Collect all lines below with the string "再訪老屋顏".

Extracted entries -
··········

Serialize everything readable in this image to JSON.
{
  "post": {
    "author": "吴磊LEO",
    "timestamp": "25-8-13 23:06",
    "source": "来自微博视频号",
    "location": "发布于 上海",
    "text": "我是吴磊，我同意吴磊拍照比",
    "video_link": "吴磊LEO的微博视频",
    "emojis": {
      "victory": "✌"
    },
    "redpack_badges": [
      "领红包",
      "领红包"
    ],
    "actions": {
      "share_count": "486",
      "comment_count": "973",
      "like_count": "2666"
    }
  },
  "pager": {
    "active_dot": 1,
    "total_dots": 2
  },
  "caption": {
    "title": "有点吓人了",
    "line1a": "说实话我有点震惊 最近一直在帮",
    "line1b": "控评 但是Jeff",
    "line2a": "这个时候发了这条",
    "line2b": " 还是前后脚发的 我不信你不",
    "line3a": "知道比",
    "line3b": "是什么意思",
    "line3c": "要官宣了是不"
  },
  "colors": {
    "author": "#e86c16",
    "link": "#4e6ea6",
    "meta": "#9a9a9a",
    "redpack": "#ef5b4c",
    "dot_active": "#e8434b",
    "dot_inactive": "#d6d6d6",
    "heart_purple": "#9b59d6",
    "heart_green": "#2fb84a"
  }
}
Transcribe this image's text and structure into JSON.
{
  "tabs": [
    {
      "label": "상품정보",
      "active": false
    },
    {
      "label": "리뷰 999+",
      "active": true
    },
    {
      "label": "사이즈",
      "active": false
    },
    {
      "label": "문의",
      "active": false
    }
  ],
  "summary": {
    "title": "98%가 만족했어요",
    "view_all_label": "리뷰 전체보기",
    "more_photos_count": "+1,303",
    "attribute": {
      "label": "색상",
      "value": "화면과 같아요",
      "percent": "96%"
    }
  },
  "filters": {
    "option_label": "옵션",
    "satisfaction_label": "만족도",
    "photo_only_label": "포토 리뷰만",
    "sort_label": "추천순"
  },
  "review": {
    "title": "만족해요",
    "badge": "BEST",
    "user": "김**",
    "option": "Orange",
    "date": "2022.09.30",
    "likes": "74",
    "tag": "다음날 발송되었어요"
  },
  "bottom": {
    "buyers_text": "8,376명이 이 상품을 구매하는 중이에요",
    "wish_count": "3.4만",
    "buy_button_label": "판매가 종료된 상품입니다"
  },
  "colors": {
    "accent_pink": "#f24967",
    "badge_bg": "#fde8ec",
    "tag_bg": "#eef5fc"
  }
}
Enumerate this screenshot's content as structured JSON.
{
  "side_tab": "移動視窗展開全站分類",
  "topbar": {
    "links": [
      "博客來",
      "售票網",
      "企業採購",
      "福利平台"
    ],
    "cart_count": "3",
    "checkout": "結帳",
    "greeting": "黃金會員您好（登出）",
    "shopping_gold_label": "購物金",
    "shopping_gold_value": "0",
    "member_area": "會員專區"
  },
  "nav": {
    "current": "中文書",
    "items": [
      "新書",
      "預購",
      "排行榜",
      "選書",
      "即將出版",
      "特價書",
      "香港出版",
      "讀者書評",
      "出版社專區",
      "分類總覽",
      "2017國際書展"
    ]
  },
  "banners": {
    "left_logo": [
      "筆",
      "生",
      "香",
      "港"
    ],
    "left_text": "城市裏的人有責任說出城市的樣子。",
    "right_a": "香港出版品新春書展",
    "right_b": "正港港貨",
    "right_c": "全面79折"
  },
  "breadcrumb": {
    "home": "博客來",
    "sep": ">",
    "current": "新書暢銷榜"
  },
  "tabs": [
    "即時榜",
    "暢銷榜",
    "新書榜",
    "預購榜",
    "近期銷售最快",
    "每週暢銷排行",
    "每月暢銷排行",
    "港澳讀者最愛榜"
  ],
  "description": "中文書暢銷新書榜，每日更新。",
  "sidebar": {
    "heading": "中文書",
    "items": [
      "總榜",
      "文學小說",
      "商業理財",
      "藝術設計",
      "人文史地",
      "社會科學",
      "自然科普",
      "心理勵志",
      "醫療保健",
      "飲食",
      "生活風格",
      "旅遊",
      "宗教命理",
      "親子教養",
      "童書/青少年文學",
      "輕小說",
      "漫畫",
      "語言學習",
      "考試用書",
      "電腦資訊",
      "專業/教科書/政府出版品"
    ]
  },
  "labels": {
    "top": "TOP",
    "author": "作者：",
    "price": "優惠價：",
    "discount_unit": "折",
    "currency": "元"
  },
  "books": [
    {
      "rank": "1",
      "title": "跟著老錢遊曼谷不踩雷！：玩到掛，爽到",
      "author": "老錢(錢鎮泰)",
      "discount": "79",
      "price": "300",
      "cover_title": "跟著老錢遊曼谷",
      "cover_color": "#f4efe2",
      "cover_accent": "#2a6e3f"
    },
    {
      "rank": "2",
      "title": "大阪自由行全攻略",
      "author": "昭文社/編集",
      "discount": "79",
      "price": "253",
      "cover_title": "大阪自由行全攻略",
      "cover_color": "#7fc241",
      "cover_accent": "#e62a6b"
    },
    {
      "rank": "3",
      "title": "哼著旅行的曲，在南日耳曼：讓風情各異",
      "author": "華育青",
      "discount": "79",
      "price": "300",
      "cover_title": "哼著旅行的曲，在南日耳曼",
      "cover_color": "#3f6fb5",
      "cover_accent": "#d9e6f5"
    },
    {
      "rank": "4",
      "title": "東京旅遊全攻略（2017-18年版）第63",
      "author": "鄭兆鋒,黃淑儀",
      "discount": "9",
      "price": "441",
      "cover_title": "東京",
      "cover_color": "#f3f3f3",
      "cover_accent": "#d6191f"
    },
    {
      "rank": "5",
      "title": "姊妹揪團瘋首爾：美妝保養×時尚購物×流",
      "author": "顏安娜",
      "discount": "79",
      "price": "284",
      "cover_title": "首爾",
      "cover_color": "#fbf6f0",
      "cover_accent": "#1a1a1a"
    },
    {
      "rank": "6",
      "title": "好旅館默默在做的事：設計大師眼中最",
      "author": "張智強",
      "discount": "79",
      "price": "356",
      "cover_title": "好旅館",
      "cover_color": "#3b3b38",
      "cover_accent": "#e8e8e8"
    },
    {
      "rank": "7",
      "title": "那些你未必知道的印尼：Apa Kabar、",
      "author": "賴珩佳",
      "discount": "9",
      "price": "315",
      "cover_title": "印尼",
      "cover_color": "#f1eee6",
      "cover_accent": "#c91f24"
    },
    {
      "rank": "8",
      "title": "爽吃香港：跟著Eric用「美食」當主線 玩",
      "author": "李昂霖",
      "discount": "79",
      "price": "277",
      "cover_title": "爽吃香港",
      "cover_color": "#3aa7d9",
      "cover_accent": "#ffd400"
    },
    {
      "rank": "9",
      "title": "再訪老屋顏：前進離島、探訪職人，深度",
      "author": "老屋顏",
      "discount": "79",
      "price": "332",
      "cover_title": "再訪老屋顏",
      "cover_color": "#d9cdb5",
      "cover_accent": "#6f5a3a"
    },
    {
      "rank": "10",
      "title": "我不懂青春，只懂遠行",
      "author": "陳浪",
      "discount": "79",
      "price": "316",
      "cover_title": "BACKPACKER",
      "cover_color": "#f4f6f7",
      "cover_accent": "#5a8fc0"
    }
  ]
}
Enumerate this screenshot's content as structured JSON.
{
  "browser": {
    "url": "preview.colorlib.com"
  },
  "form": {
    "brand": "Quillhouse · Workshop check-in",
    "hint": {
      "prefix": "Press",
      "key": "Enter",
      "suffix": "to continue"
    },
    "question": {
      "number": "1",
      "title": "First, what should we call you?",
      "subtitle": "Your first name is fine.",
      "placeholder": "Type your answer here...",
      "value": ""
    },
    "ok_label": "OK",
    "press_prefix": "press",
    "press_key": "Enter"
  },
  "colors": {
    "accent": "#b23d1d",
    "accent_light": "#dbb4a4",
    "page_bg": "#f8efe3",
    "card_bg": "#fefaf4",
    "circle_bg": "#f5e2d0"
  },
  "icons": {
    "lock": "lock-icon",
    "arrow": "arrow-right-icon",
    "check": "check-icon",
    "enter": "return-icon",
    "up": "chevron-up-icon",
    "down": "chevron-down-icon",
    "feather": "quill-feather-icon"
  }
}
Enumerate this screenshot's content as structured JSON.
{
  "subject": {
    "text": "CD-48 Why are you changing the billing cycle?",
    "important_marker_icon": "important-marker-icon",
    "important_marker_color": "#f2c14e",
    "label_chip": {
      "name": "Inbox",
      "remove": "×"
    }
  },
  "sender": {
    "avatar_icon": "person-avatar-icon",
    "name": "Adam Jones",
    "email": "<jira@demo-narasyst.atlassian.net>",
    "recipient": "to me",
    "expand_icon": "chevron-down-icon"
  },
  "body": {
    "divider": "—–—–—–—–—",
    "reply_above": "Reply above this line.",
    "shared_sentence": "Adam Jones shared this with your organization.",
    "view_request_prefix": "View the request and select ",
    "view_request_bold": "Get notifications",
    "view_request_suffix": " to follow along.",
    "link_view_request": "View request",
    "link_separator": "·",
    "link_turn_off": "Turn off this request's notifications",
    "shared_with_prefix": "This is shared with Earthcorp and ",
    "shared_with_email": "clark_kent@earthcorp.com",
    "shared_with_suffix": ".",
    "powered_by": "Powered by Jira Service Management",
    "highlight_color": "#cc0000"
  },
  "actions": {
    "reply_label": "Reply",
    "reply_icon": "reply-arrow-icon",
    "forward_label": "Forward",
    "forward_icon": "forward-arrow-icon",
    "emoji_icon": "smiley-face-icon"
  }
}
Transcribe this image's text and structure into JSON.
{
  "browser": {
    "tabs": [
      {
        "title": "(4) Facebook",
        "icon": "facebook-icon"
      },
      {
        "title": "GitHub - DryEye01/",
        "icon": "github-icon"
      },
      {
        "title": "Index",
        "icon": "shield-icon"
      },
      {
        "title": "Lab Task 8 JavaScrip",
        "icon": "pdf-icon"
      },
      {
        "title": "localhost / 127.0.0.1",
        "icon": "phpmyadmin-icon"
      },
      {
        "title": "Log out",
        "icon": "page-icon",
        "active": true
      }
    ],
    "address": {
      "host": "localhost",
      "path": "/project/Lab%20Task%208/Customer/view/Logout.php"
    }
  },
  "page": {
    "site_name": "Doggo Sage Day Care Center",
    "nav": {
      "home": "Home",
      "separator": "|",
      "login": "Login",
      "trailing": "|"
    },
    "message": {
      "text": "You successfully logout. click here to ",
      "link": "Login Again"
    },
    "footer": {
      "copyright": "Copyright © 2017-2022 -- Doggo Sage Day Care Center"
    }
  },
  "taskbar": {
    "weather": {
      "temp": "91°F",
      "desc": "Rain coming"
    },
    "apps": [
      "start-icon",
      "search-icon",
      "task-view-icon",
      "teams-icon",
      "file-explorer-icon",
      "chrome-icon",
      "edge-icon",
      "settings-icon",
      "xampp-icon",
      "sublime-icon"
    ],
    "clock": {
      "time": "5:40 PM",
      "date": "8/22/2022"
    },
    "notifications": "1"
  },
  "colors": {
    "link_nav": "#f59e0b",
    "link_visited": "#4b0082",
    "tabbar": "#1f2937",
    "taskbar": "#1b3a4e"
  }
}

··········

Result of the exercise -
      "title": "再訪老屋顏：前進離島、探訪職人，深度",
      "cover_title": "再訪老屋顏",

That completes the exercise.